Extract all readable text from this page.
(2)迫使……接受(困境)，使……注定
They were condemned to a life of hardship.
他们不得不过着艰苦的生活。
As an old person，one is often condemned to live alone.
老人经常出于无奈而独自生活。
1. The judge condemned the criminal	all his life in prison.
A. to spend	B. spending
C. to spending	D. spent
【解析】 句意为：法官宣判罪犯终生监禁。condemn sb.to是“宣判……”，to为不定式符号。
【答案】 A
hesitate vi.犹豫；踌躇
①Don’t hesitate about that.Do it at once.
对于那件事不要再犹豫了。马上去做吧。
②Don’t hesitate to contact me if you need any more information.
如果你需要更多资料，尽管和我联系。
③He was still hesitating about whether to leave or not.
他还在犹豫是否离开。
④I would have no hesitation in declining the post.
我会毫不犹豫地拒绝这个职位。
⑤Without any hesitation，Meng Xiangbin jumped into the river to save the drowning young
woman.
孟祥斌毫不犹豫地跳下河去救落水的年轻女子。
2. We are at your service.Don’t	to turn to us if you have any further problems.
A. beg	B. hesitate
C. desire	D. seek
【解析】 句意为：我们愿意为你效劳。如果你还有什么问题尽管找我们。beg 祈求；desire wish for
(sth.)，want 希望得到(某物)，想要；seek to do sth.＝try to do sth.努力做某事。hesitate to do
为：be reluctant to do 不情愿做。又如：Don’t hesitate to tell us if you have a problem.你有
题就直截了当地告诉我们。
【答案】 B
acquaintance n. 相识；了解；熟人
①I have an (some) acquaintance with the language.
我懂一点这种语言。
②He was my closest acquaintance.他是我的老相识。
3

__________________________________________________

# THE EXERCISE
Each record must be repeated exactly as it is.

# OUTPUT FOR THIS TASK
Extract all readable text from this page.
(2)迫使……接受(困境)，使……注定
They were condemned to a life of hardship.
他们不得不过着艰苦的生活。
As an old person，one is often condemned to live alone.
老人经常出于无奈而独自生活。
1. The judge condemned the criminal	all his life in prison.
A. to spend	B. spending
C. to spending	D. spent
【解析】 句意为：法官宣判罪犯终生监禁。condemn sb.to是“宣判……”，to为不定式符号。
【答案】 A
hesitate vi.犹豫；踌躇
①Don’t hesitate about that.Do it at once.
对于那件事不要再犹豫了。马上去做吧。
②Don’t hesitate to contact me if you need any more information.
如果你需要更多资料，尽管和我联系。
③He was still hesitating about whether to leave or not.
他还在犹豫是否离开。
④I would have no hesitation in declining the post.
我会毫不犹豫地拒绝这个职位。
⑤Without any hesitation，Meng Xiangbin jumped into the river to save the drowning young
woman.
孟祥斌毫不犹豫地跳下河去救落水的年轻女子。
2. We are at your service.Don’t	to turn to us if you have any further problems.
A. beg	B. hesitate
C. desire	D. seek
【解析】 句意为：我们愿意为你效劳。如果你还有什么问题尽管找我们。beg 祈求；desire wish for
(sth.)，want 希望得到(某物)，想要；seek to do sth.＝try to do sth.努力做某事。hesitate to do
为：be reluctant to do 不情愿做。又如：Don’t hesitate to tell us if you have a problem.你有
题就直截了当地告诉我们。
【答案】 B
acquaintance n. 相识；了解；熟人
①I have an (some) acquaintance with the language.
我懂一点这种语言。
②He was my closest acquaintance.他是我的老相识。
3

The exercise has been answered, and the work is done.